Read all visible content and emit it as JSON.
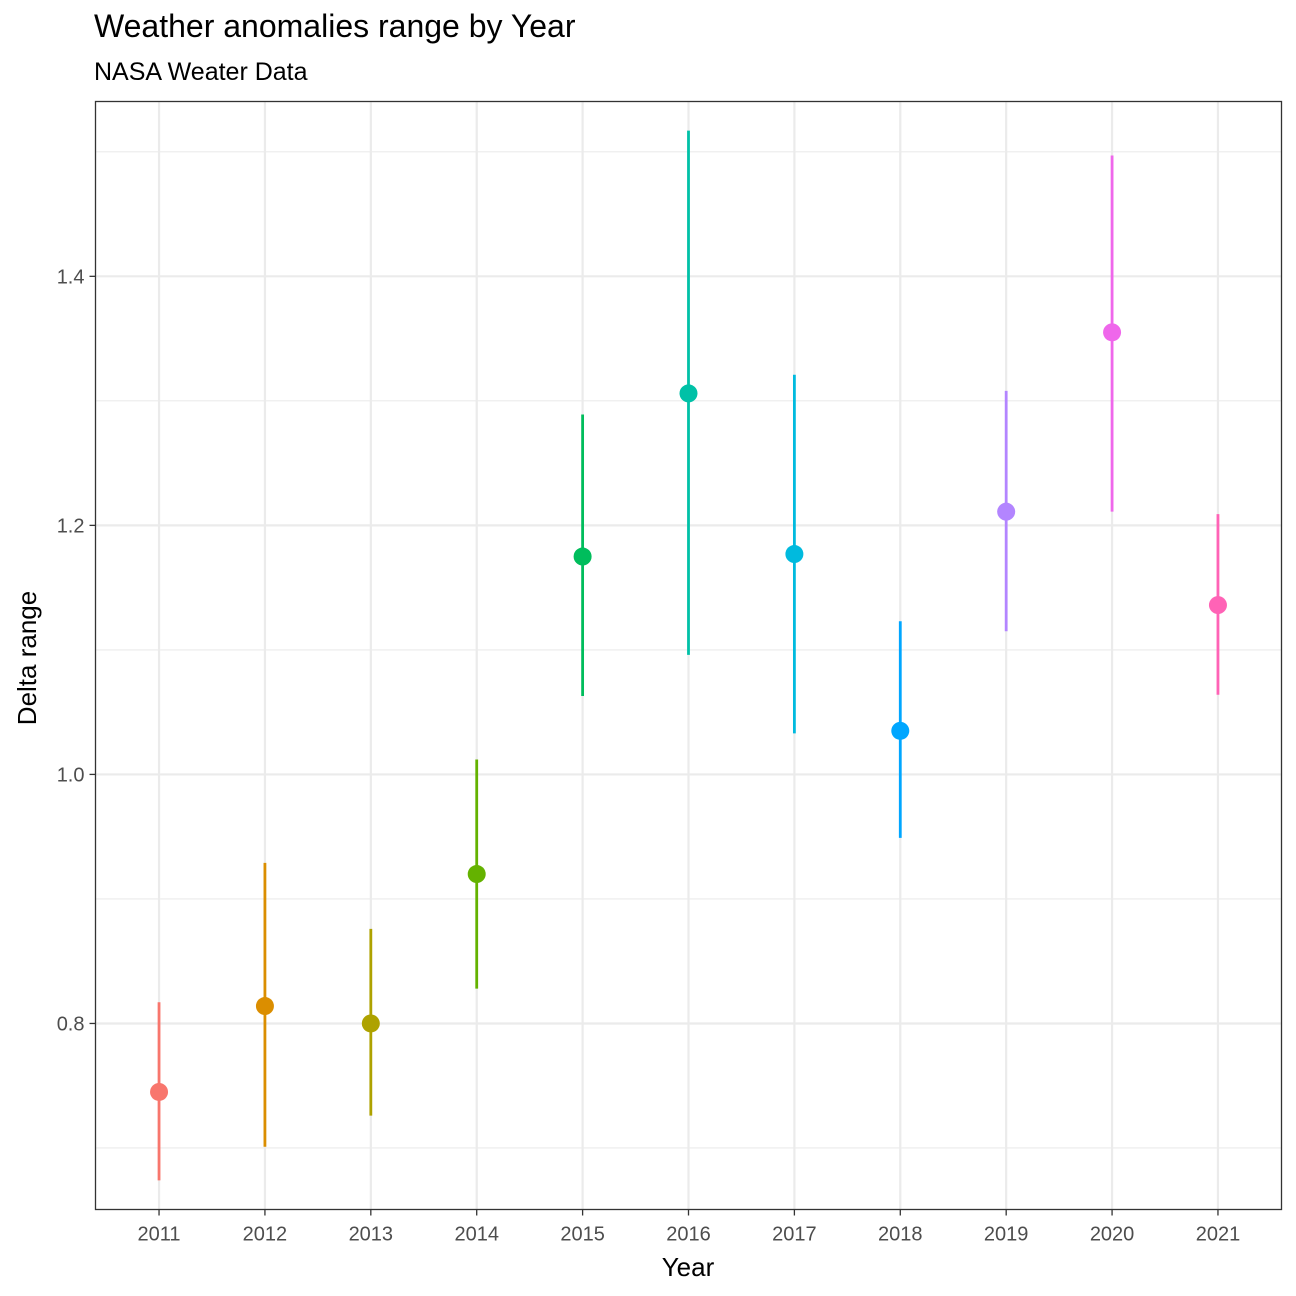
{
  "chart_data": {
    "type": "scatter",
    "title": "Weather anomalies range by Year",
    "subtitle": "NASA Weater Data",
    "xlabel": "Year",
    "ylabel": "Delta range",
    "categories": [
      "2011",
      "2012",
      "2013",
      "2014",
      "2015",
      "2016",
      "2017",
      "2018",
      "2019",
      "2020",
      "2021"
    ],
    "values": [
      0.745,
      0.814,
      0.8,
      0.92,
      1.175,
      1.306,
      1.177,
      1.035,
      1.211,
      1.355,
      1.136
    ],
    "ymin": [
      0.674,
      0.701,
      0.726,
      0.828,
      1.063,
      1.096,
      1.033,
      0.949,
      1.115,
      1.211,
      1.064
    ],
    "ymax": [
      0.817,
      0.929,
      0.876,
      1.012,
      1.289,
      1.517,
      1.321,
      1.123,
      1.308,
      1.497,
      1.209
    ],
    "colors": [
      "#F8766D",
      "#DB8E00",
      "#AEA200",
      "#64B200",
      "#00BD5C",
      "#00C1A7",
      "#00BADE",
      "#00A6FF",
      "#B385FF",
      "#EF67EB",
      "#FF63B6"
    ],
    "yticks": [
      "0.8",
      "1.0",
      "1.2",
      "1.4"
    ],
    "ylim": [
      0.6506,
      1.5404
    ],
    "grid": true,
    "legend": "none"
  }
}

====

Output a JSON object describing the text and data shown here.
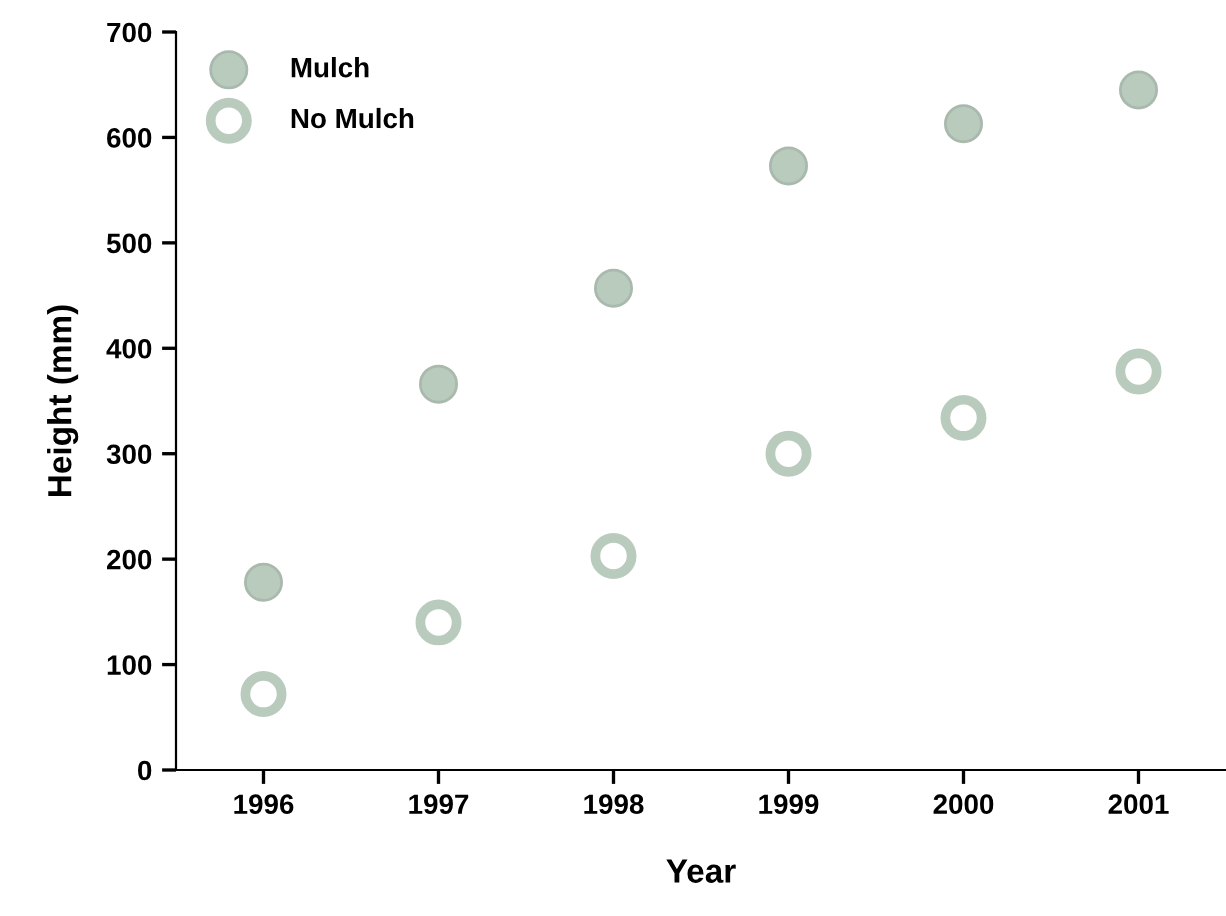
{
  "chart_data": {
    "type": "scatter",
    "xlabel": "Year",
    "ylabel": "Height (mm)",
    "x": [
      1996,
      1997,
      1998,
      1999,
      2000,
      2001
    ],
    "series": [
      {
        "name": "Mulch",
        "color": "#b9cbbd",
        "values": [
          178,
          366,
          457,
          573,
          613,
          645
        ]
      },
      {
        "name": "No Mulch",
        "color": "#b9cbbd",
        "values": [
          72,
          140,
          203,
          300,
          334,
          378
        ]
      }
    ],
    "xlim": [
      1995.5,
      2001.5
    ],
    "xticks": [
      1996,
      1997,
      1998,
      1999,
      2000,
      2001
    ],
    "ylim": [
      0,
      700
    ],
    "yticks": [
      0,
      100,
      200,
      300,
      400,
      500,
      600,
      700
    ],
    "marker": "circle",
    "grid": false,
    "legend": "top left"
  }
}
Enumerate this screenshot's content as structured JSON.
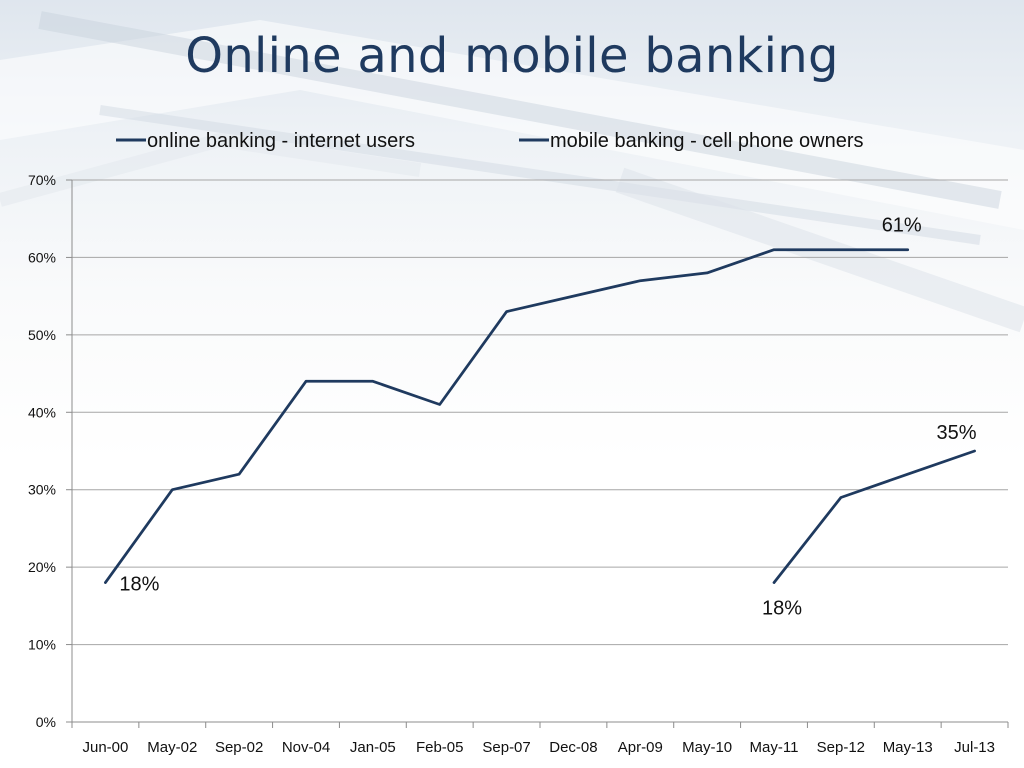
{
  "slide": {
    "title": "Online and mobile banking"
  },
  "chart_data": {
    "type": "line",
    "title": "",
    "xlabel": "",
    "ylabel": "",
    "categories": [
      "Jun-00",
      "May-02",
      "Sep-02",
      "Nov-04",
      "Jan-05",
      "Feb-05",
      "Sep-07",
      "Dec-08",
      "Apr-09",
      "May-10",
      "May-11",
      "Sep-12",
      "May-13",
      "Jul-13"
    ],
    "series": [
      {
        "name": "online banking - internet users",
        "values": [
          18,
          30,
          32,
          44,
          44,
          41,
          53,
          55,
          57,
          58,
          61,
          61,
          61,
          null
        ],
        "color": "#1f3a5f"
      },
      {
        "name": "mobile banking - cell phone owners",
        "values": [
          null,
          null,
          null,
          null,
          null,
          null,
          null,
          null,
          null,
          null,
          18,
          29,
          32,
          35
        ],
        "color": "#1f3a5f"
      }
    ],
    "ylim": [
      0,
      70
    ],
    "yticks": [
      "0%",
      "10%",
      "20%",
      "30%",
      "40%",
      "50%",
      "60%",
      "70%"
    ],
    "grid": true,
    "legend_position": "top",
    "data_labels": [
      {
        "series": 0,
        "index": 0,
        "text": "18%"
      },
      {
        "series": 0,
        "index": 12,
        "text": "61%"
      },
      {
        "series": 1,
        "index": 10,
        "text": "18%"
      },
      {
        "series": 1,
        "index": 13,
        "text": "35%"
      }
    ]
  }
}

====

■ PROBLEM DESCRIPTION:
State the number of lines in this listing that contain the string "content", and add nothing else.

■ SOLUTION BELOW:
2